[Recorded data]
════════════════

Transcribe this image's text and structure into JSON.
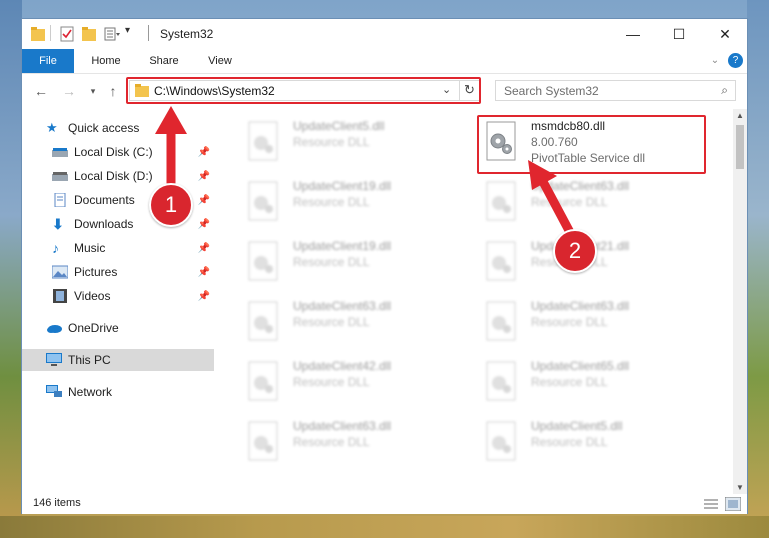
{
  "window": {
    "title": "System32",
    "minimize": "—",
    "maximize": "☐",
    "close": "✕"
  },
  "ribbon": {
    "tabs": [
      "File",
      "Home",
      "Share",
      "View"
    ],
    "help": "?"
  },
  "nav": {
    "address": "C:\\Windows\\System32",
    "search_placeholder": "Search System32"
  },
  "sidebar": {
    "items": [
      {
        "label": "Quick access",
        "icon": "star-icon",
        "pinned": false
      },
      {
        "label": "Local Disk (C:)",
        "icon": "drive-icon",
        "pinned": true
      },
      {
        "label": "Local Disk (D:)",
        "icon": "drive-icon",
        "pinned": true
      },
      {
        "label": "Documents",
        "icon": "documents-icon",
        "pinned": true
      },
      {
        "label": "Downloads",
        "icon": "download-icon",
        "pinned": true
      },
      {
        "label": "Music",
        "icon": "music-icon",
        "pinned": true
      },
      {
        "label": "Pictures",
        "icon": "pictures-icon",
        "pinned": true
      },
      {
        "label": "Videos",
        "icon": "videos-icon",
        "pinned": true
      },
      {
        "label": "OneDrive",
        "icon": "cloud-icon",
        "pinned": false
      },
      {
        "label": "This PC",
        "icon": "computer-icon",
        "pinned": false
      },
      {
        "label": "Network",
        "icon": "network-icon",
        "pinned": false
      }
    ]
  },
  "files": {
    "left": [
      {
        "name": "UpdateClient5.dll",
        "desc": "Resource DLL"
      },
      {
        "name": "UpdateClient19.dll",
        "desc": "Resource DLL"
      },
      {
        "name": "UpdateClient19.dll",
        "desc": "Resource DLL"
      },
      {
        "name": "UpdateClient63.dll",
        "desc": "Resource DLL"
      },
      {
        "name": "UpdateClient42.dll",
        "desc": "Resource DLL"
      },
      {
        "name": "UpdateClient63.dll",
        "desc": "Resource DLL"
      }
    ],
    "right": [
      {
        "name": "msmdcb80.dll",
        "desc": "8.00.760",
        "desc2": "PivotTable Service dll"
      },
      {
        "name": "UpdateClient63.dll",
        "desc": "Resource DLL"
      },
      {
        "name": "UpdateClient21.dll",
        "desc": "Resource DLL"
      },
      {
        "name": "UpdateClient63.dll",
        "desc": "Resource DLL"
      },
      {
        "name": "UpdateClient65.dll",
        "desc": "Resource DLL"
      },
      {
        "name": "UpdateClient5.dll",
        "desc": "Resource DLL"
      }
    ]
  },
  "status": {
    "item_count": "146 items"
  },
  "callouts": [
    "1",
    "2"
  ],
  "colors": {
    "highlight_red": "#e0262e",
    "file_tab_blue": "#1979ca",
    "selection_blue": "#cce8ff"
  }
}
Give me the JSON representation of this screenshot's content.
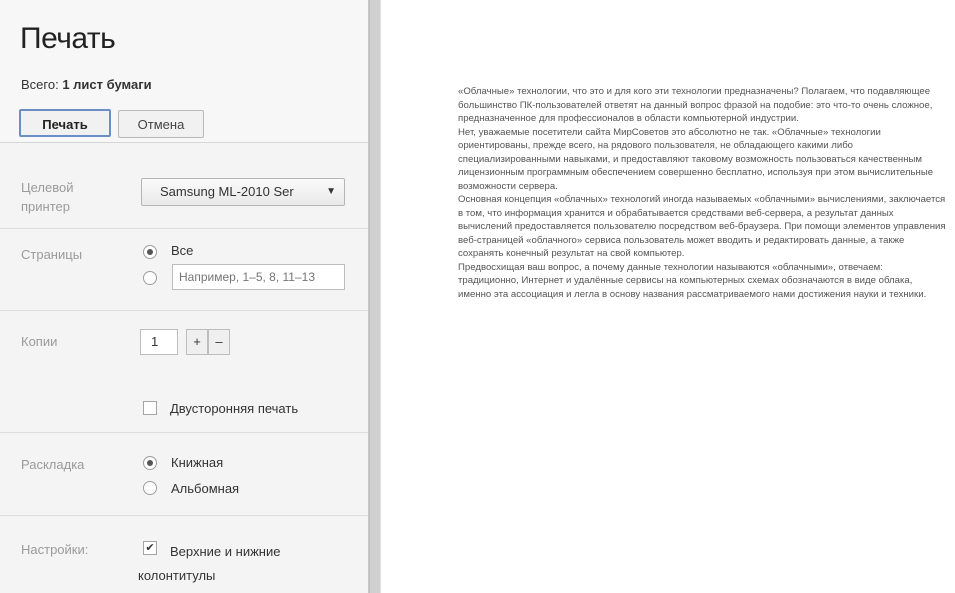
{
  "header": {
    "title": "Печать",
    "total_label": "Всего:",
    "total_value": "1 лист бумаги",
    "print_button": "Печать",
    "cancel_button": "Отмена"
  },
  "settings": {
    "printer": {
      "label_line1": "Целевой",
      "label_line2": "принтер",
      "value": "Samsung ML-2010 Ser"
    },
    "pages": {
      "label": "Страницы",
      "option_all": "Все",
      "range_placeholder": "Например, 1–5, 8, 11–13",
      "selected": "all"
    },
    "copies": {
      "label": "Копии",
      "value": "1",
      "plus": "+",
      "minus": "–"
    },
    "duplex": {
      "label": "Двусторонняя печать",
      "checked": false
    },
    "layout": {
      "label": "Раскладка",
      "portrait": "Книжная",
      "landscape": "Альбомная",
      "selected": "portrait"
    },
    "options": {
      "label": "Настройки:",
      "headers_line1": "Верхние и нижние",
      "headers_line2": "колонтитулы",
      "checked": true
    }
  },
  "preview": {
    "paragraphs": [
      "«Облачные» технологии, что это и для кого эти технологии предназначены? Полагаем, что подавляющее большинство ПК-пользователей ответят на данный вопрос фразой на подобие: это что-то очень сложное, предназначенное для профессионалов в области компьютерной индустрии.",
      "Нет, уважаемые посетители сайта МирСоветов это абсолютно не так. «Облачные» технологии ориентированы, прежде всего, на рядового пользователя, не обладающего какими либо специализированными навыками, и предоставляют таковому возможность пользоваться качественным лицензионным программным обеспечением совершенно бесплатно, используя при этом вычислительные возможности сервера.",
      "Основная концепция «облачных» технологий иногда называемых «облачными» вычислениями, заключается в том, что информация хранится и обрабатывается средствами веб-сервера, а результат данных вычислений предоставляется пользователю посредством веб-браузера. При помощи элементов управления веб-страницей «облачного» сервиса пользователь может вводить и редактировать данные, а также сохранять конечный результат на свой компьютер.",
      "Предвосхищая ваш вопрос, а почему данные технологии называются «облачными», отвечаем: традиционно, Интернет и удалённые сервисы на компьютерных схемах обозначаются в виде облака, именно эта ассоциация и легла в основу названия рассматриваемого нами достижения науки и техники."
    ]
  }
}
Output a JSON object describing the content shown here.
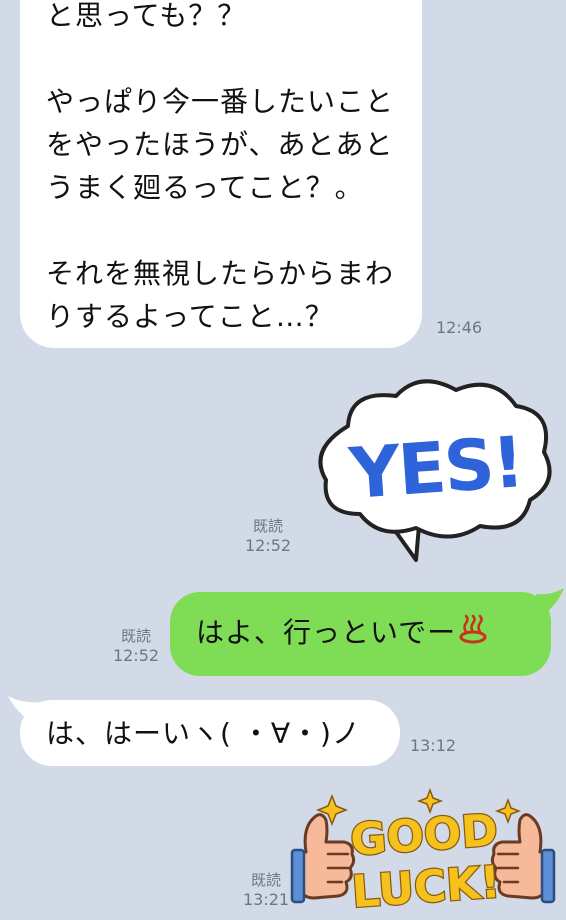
{
  "messages": [
    {
      "side": "in",
      "paragraphs": [
        "と思っても？？",
        "やっぱり今一番したいことをやったほうが、あとあとうまく廻るってこと？。",
        "それを無視したらからまわりするよってこと…？"
      ],
      "time": "12:46"
    },
    {
      "side": "out",
      "type": "sticker",
      "sticker_text": "YES!",
      "read": "既読",
      "time": "12:52"
    },
    {
      "side": "out",
      "text": "はよ、行っといでー",
      "emoji": "hot-spring-icon",
      "read": "既読",
      "time": "12:52"
    },
    {
      "side": "in",
      "text": "は、はーいヽ( ・∀・)ノ",
      "time": "13:12"
    },
    {
      "side": "out",
      "type": "sticker",
      "sticker_text_line1": "GOOD",
      "sticker_text_line2": "LUCK!",
      "read": "既読",
      "time": "13:21"
    }
  ],
  "colors": {
    "background": "#d1dae6",
    "incoming_bubble": "#ffffff",
    "outgoing_bubble": "#7fdc55",
    "yes_text": "#2f63d9",
    "goodluck_text": "#f5c21d"
  }
}
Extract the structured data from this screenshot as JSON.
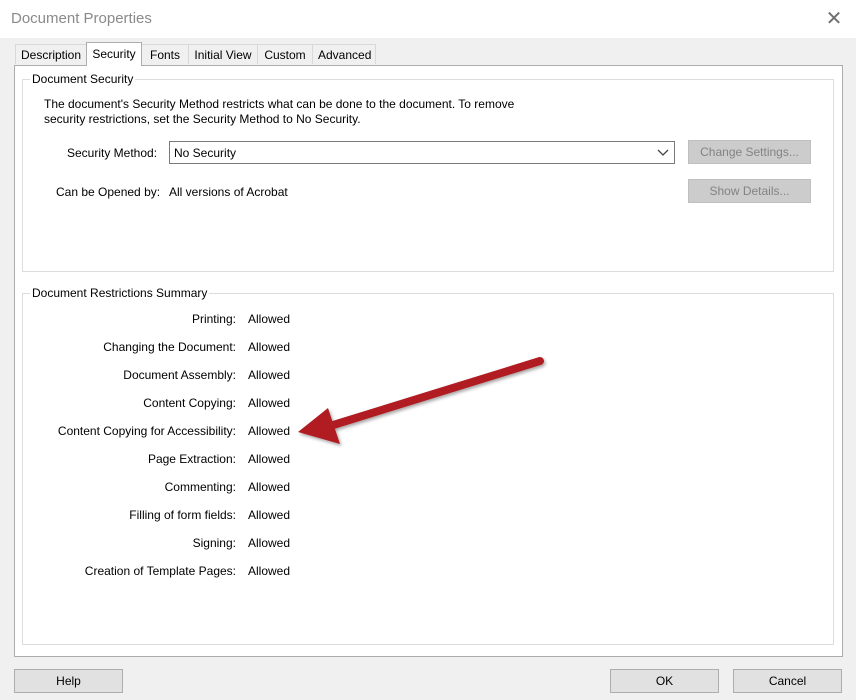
{
  "window": {
    "title": "Document Properties"
  },
  "tabs": [
    {
      "label": "Description"
    },
    {
      "label": "Security"
    },
    {
      "label": "Fonts"
    },
    {
      "label": "Initial View"
    },
    {
      "label": "Custom"
    },
    {
      "label": "Advanced"
    }
  ],
  "active_tab": "Security",
  "security": {
    "group_title": "Document Security",
    "description": "The document's Security Method restricts what can be done to the document. To remove security restrictions, set the Security Method to No Security.",
    "method_label": "Security Method:",
    "method_value": "No Security",
    "change_settings": "Change Settings...",
    "opened_by_label": "Can be Opened by:",
    "opened_by_value": "All versions of Acrobat",
    "show_details": "Show Details..."
  },
  "restrictions": {
    "group_title": "Document Restrictions Summary",
    "items": [
      {
        "label": "Printing:",
        "value": "Allowed"
      },
      {
        "label": "Changing the Document:",
        "value": "Allowed"
      },
      {
        "label": "Document Assembly:",
        "value": "Allowed"
      },
      {
        "label": "Content Copying:",
        "value": "Allowed"
      },
      {
        "label": "Content Copying for Accessibility:",
        "value": "Allowed"
      },
      {
        "label": "Page Extraction:",
        "value": "Allowed"
      },
      {
        "label": "Commenting:",
        "value": "Allowed"
      },
      {
        "label": "Filling of form fields:",
        "value": "Allowed"
      },
      {
        "label": "Signing:",
        "value": "Allowed"
      },
      {
        "label": "Creation of Template Pages:",
        "value": "Allowed"
      }
    ]
  },
  "buttons": {
    "help": "Help",
    "ok": "OK",
    "cancel": "Cancel"
  },
  "colors": {
    "annotation_arrow": "#b01e23"
  }
}
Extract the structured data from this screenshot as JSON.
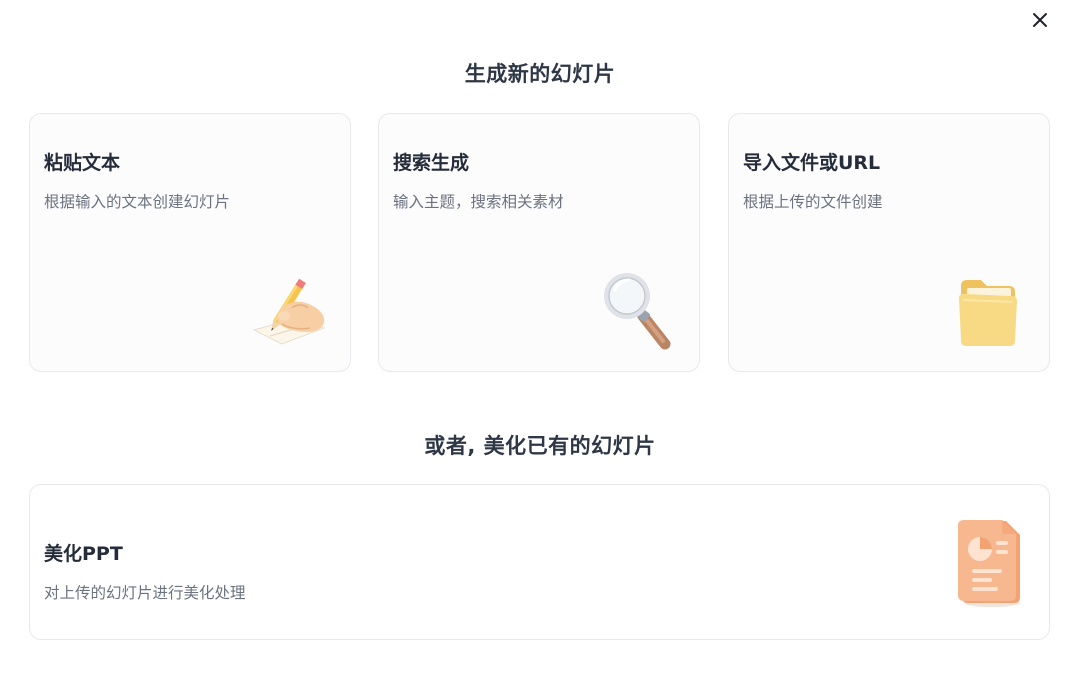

════════════════

▶ _Task statement_: Reproduce the material above in full, exactly, with no images.

▶ _Reply_:
Transcribe this image's text and structure into JSON.
{
  "window": {
    "title": "System32",
    "minimize": "—",
    "maximize": "☐",
    "close": "✕"
  },
  "ribbon": {
    "tabs": [
      "File",
      "Home",
      "Share",
      "View"
    ],
    "help": "?"
  },
  "nav": {
    "address": "C:\\Windows\\System32",
    "search_placeholder": "Search System32"
  },
  "sidebar": {
    "items": [
      {
        "label": "Quick access",
        "icon": "star-icon",
        "pinned": false
      },
      {
        "label": "Local Disk (C:)",
        "icon": "drive-icon",
        "pinned": true
      },
      {
        "label": "Local Disk (D:)",
        "icon": "drive-icon",
        "pinned": true
      },
      {
        "label": "Documents",
        "icon": "documents-icon",
        "pinned": true
      },
      {
        "label": "Downloads",
        "icon": "download-icon",
        "pinned": true
      },
      {
        "label": "Music",
        "icon": "music-icon",
        "pinned": true
      },
      {
        "label": "Pictures",
        "icon": "pictures-icon",
        "pinned": true
      },
      {
        "label": "Videos",
        "icon": "videos-icon",
        "pinned": true
      },
      {
        "label": "OneDrive",
        "icon": "cloud-icon",
        "pinned": false
      },
      {
        "label": "This PC",
        "icon": "computer-icon",
        "pinned": false
      },
      {
        "label": "Network",
        "icon": "network-icon",
        "pinned": false
      }
    ]
  },
  "files": {
    "left": [
      {
        "name": "UpdateClient5.dll",
        "desc": "Resource DLL"
      },
      {
        "name": "UpdateClient19.dll",
        "desc": "Resource DLL"
      },
      {
        "name": "UpdateClient19.dll",
        "desc": "Resource DLL"
      },
      {
        "name": "UpdateClient63.dll",
        "desc": "Resource DLL"
      },
      {
        "name": "UpdateClient42.dll",
        "desc": "Resource DLL"
      },
      {
        "name": "UpdateClient63.dll",
        "desc": "Resource DLL"
      }
    ],
    "right": [
      {
        "name": "msmdcb80.dll",
        "desc": "8.00.760",
        "desc2": "PivotTable Service dll"
      },
      {
        "name": "UpdateClient63.dll",
        "desc": "Resource DLL"
      },
      {
        "name": "UpdateClient21.dll",
        "desc": "Resource DLL"
      },
      {
        "name": "UpdateClient63.dll",
        "desc": "Resource DLL"
      },
      {
        "name": "UpdateClient65.dll",
        "desc": "Resource DLL"
      },
      {
        "name": "UpdateClient5.dll",
        "desc": "Resource DLL"
      }
    ]
  },
  "status": {
    "item_count": "146 items"
  },
  "callouts": [
    "1",
    "2"
  ],
  "colors": {
    "highlight_red": "#e0262e",
    "file_tab_blue": "#1979ca",
    "selection_blue": "#cce8ff"
  }
}
Give me the JSON representation of this screenshot's content.
{
  "header": {
    "title": "Печать",
    "total_label": "Всего:",
    "total_value": "1 лист бумаги",
    "print_button": "Печать",
    "cancel_button": "Отмена"
  },
  "settings": {
    "printer": {
      "label_line1": "Целевой",
      "label_line2": "принтер",
      "value": "Samsung ML-2010 Ser"
    },
    "pages": {
      "label": "Страницы",
      "option_all": "Все",
      "range_placeholder": "Например, 1–5, 8, 11–13",
      "selected": "all"
    },
    "copies": {
      "label": "Копии",
      "value": "1",
      "plus": "+",
      "minus": "–"
    },
    "duplex": {
      "label": "Двусторонняя печать",
      "checked": false
    },
    "layout": {
      "label": "Раскладка",
      "portrait": "Книжная",
      "landscape": "Альбомная",
      "selected": "portrait"
    },
    "options": {
      "label": "Настройки:",
      "headers_line1": "Верхние и нижние",
      "headers_line2": "колонтитулы",
      "checked": true
    }
  },
  "preview": {
    "paragraphs": [
      "«Облачные» технологии, что это и для кого эти технологии предназначены? Полагаем, что подавляющее большинство ПК-пользователей ответят на данный вопрос фразой на подобие: это что-то очень сложное, предназначенное для профессионалов в области компьютерной индустрии.",
      "Нет, уважаемые посетители сайта МирСоветов это абсолютно не так. «Облачные» технологии ориентированы, прежде всего, на рядового пользователя, не обладающего какими либо специализированными навыками, и предоставляют таковому возможность пользоваться качественным лицензионным программным обеспечением совершенно бесплатно, используя при этом вычислительные возможности сервера.",
      "Основная концепция «облачных» технологий иногда называемых «облачными» вычислениями, заключается в том, что информация хранится и обрабатывается средствами веб-сервера, а результат данных вычислений предоставляется пользователю посредством веб-браузера. При помощи элементов управления веб-страницей «облачного» сервиса пользователь может вводить и редактировать данные, а также сохранять конечный результат на свой компьютер.",
      "Предвосхищая ваш вопрос, а почему данные технологии называются «облачными», отвечаем: традиционно, Интернет и удалённые сервисы на компьютерных схемах обозначаются в виде облака, именно эта ассоциация и легла в основу названия рассматриваемого нами достижения науки и техники."
    ]
  }
}
Output a JSON object describing the content shown here.
{
  "messages": [
    {
      "side": "in",
      "paragraphs": [
        "と思っても？？",
        "やっぱり今一番したいことをやったほうが、あとあとうまく廻るってこと？。",
        "それを無視したらからまわりするよってこと…？"
      ],
      "time": "12:46"
    },
    {
      "side": "out",
      "type": "sticker",
      "sticker_text": "YES!",
      "read": "既読",
      "time": "12:52"
    },
    {
      "side": "out",
      "text": "はよ、行っといでー",
      "emoji": "hot-spring-icon",
      "read": "既読",
      "time": "12:52"
    },
    {
      "side": "in",
      "text": "は、はーいヽ( ・∀・)ノ",
      "time": "13:12"
    },
    {
      "side": "out",
      "type": "sticker",
      "sticker_text_line1": "GOOD",
      "sticker_text_line2": "LUCK!",
      "read": "既読",
      "time": "13:21"
    }
  ],
  "colors": {
    "background": "#d1dae6",
    "incoming_bubble": "#ffffff",
    "outgoing_bubble": "#7fdc55",
    "yes_text": "#2f63d9",
    "goodluck_text": "#f5c21d"
  }
}
Extract the structured data from this screenshot as JSON.
{
  "window": {
    "title": "Document Properties"
  },
  "tabs": [
    {
      "label": "Description"
    },
    {
      "label": "Security"
    },
    {
      "label": "Fonts"
    },
    {
      "label": "Initial View"
    },
    {
      "label": "Custom"
    },
    {
      "label": "Advanced"
    }
  ],
  "active_tab": "Security",
  "security": {
    "group_title": "Document Security",
    "description": "The document's Security Method restricts what can be done to the document. To remove security restrictions, set the Security Method to No Security.",
    "method_label": "Security Method:",
    "method_value": "No Security",
    "change_settings": "Change Settings...",
    "opened_by_label": "Can be Opened by:",
    "opened_by_value": "All versions of Acrobat",
    "show_details": "Show Details..."
  },
  "restrictions": {
    "group_title": "Document Restrictions Summary",
    "items": [
      {
        "label": "Printing:",
        "value": "Allowed"
      },
      {
        "label": "Changing the Document:",
        "value": "Allowed"
      },
      {
        "label": "Document Assembly:",
        "value": "Allowed"
      },
      {
        "label": "Content Copying:",
        "value": "Allowed"
      },
      {
        "label": "Content Copying for Accessibility:",
        "value": "Allowed"
      },
      {
        "label": "Page Extraction:",
        "value": "Allowed"
      },
      {
        "label": "Commenting:",
        "value": "Allowed"
      },
      {
        "label": "Filling of form fields:",
        "value": "Allowed"
      },
      {
        "label": "Signing:",
        "value": "Allowed"
      },
      {
        "label": "Creation of Template Pages:",
        "value": "Allowed"
      }
    ]
  },
  "buttons": {
    "help": "Help",
    "ok": "OK",
    "cancel": "Cancel"
  },
  "colors": {
    "annotation_arrow": "#b01e23"
  }
}
Extract the structured data from this screenshot as JSON.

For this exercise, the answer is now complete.